— Start —

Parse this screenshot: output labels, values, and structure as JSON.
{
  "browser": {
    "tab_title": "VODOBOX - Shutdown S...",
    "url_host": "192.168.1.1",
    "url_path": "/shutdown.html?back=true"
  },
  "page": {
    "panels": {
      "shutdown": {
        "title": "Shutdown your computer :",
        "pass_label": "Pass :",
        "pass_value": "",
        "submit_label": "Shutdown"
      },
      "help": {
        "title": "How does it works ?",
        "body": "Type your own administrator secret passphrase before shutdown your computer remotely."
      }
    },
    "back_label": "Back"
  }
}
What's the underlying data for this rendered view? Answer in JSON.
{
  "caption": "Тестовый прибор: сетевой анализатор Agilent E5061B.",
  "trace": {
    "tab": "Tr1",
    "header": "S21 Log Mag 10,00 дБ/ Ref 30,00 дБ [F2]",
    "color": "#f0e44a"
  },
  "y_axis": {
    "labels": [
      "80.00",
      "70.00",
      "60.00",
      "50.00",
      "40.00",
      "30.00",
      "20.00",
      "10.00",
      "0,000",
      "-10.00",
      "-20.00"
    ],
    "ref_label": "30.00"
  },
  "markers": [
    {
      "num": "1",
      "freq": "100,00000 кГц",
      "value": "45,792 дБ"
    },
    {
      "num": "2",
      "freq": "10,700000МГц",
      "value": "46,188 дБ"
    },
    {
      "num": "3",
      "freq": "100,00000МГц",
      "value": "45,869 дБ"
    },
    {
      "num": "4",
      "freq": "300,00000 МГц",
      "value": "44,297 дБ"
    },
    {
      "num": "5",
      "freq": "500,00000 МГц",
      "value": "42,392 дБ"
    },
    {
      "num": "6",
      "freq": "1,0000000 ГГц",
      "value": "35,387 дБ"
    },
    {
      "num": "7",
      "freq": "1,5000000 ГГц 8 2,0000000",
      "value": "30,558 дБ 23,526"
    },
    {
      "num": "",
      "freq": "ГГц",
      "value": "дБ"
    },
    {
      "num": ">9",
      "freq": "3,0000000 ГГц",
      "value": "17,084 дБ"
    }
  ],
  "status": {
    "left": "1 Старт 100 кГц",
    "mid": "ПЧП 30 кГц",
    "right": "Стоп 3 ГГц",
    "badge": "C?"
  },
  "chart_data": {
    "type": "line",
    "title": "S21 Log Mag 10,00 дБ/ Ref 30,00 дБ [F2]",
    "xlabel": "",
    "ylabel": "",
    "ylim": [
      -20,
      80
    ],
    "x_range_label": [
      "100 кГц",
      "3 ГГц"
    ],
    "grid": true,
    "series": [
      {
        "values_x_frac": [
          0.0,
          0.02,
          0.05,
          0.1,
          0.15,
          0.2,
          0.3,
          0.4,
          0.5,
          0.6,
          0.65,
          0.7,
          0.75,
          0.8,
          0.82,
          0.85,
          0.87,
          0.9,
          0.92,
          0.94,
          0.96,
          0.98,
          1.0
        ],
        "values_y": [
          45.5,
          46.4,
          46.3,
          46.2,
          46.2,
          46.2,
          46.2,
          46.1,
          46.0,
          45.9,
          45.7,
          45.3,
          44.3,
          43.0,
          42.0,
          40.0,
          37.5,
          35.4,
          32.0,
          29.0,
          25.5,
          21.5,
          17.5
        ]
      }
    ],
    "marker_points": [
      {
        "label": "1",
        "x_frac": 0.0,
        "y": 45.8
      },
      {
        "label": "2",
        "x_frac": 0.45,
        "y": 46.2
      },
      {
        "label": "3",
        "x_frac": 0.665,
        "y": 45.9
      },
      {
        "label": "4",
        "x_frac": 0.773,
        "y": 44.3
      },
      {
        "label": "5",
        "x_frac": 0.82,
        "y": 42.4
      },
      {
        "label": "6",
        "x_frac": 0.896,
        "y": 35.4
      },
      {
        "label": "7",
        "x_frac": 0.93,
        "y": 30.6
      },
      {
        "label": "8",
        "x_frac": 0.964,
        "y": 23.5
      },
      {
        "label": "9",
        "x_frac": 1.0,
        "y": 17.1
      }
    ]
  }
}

— End —

• TO DO: Please restate the data word for word, every record included.

• TASK RESULT:
Parse this screenshot: output labels, values, and structure as JSON.
{
  "browser": {
    "tab_title": "VODOBOX - Shutdown S...",
    "url_host": "192.168.1.1",
    "url_path": "/shutdown.html?back=true"
  },
  "page": {
    "panels": {
      "shutdown": {
        "title": "Shutdown your computer :",
        "pass_label": "Pass :",
        "pass_value": "",
        "submit_label": "Shutdown"
      },
      "help": {
        "title": "How does it works ?",
        "body": "Type your own administrator secret passphrase before shutdown your computer remotely."
      }
    },
    "back_label": "Back"
  }
}
What's the underlying data for this rendered view? Answer in JSON.
{
  "caption": "Тестовый прибор: сетевой анализатор Agilent E5061B.",
  "trace": {
    "tab": "Tr1",
    "header": "S21 Log Mag 10,00 дБ/ Ref 30,00 дБ [F2]",
    "color": "#f0e44a"
  },
  "y_axis": {
    "labels": [
      "80.00",
      "70.00",
      "60.00",
      "50.00",
      "40.00",
      "30.00",
      "20.00",
      "10.00",
      "0,000",
      "-10.00",
      "-20.00"
    ],
    "ref_label": "30.00"
  },
  "markers": [
    {
      "num": "1",
      "freq": "100,00000 кГц",
      "value": "45,792 дБ"
    },
    {
      "num": "2",
      "freq": "10,700000МГц",
      "value": "46,188 дБ"
    },
    {
      "num": "3",
      "freq": "100,00000МГц",
      "value": "45,869 дБ"
    },
    {
      "num": "4",
      "freq": "300,00000 МГц",
      "value": "44,297 дБ"
    },
    {
      "num": "5",
      "freq": "500,00000 МГц",
      "value": "42,392 дБ"
    },
    {
      "num": "6",
      "freq": "1,0000000 ГГц",
      "value": "35,387 дБ"
    },
    {
      "num": "7",
      "freq": "1,5000000 ГГц 8 2,0000000",
      "value": "30,558 дБ 23,526"
    },
    {
      "num": "",
      "freq": "ГГц",
      "value": "дБ"
    },
    {
      "num": ">9",
      "freq": "3,0000000 ГГц",
      "value": "17,084 дБ"
    }
  ],
  "status": {
    "left": "1 Старт 100 кГц",
    "mid": "ПЧП 30 кГц",
    "right": "Стоп 3 ГГц",
    "badge": "C?"
  },
  "chart_data": {
    "type": "line",
    "title": "S21 Log Mag 10,00 дБ/ Ref 30,00 дБ [F2]",
    "xlabel": "",
    "ylabel": "",
    "ylim": [
      -20,
      80
    ],
    "x_range_label": [
      "100 кГц",
      "3 ГГц"
    ],
    "grid": true,
    "series": [
      {
        "values_x_frac": [
          0.0,
          0.02,
          0.05,
          0.1,
          0.15,
          0.2,
          0.3,
          0.4,
          0.5,
          0.6,
          0.65,
          0.7,
          0.75,
          0.8,
          0.82,
          0.85,
          0.87,
          0.9,
          0.92,
          0.94,
          0.96,
          0.98,
          1.0
        ],
        "values_y": [
          45.5,
          46.4,
          46.3,
          46.2,
          46.2,
          46.2,
          46.2,
          46.1,
          46.0,
          45.9,
          45.7,
          45.3,
          44.3,
          43.0,
          42.0,
          40.0,
          37.5,
          35.4,
          32.0,
          29.0,
          25.5,
          21.5,
          17.5
        ]
      }
    ],
    "marker_points": [
      {
        "label": "1",
        "x_frac": 0.0,
        "y": 45.8
      },
      {
        "label": "2",
        "x_frac": 0.45,
        "y": 46.2
      },
      {
        "label": "3",
        "x_frac": 0.665,
        "y": 45.9
      },
      {
        "label": "4",
        "x_frac": 0.773,
        "y": 44.3
      },
      {
        "label": "5",
        "x_frac": 0.82,
        "y": 42.4
      },
      {
        "label": "6",
        "x_frac": 0.896,
        "y": 35.4
      },
      {
        "label": "7",
        "x_frac": 0.93,
        "y": 30.6
      },
      {
        "label": "8",
        "x_frac": 0.964,
        "y": 23.5
      },
      {
        "label": "9",
        "x_frac": 1.0,
        "y": 17.1
      }
    ]
  }
}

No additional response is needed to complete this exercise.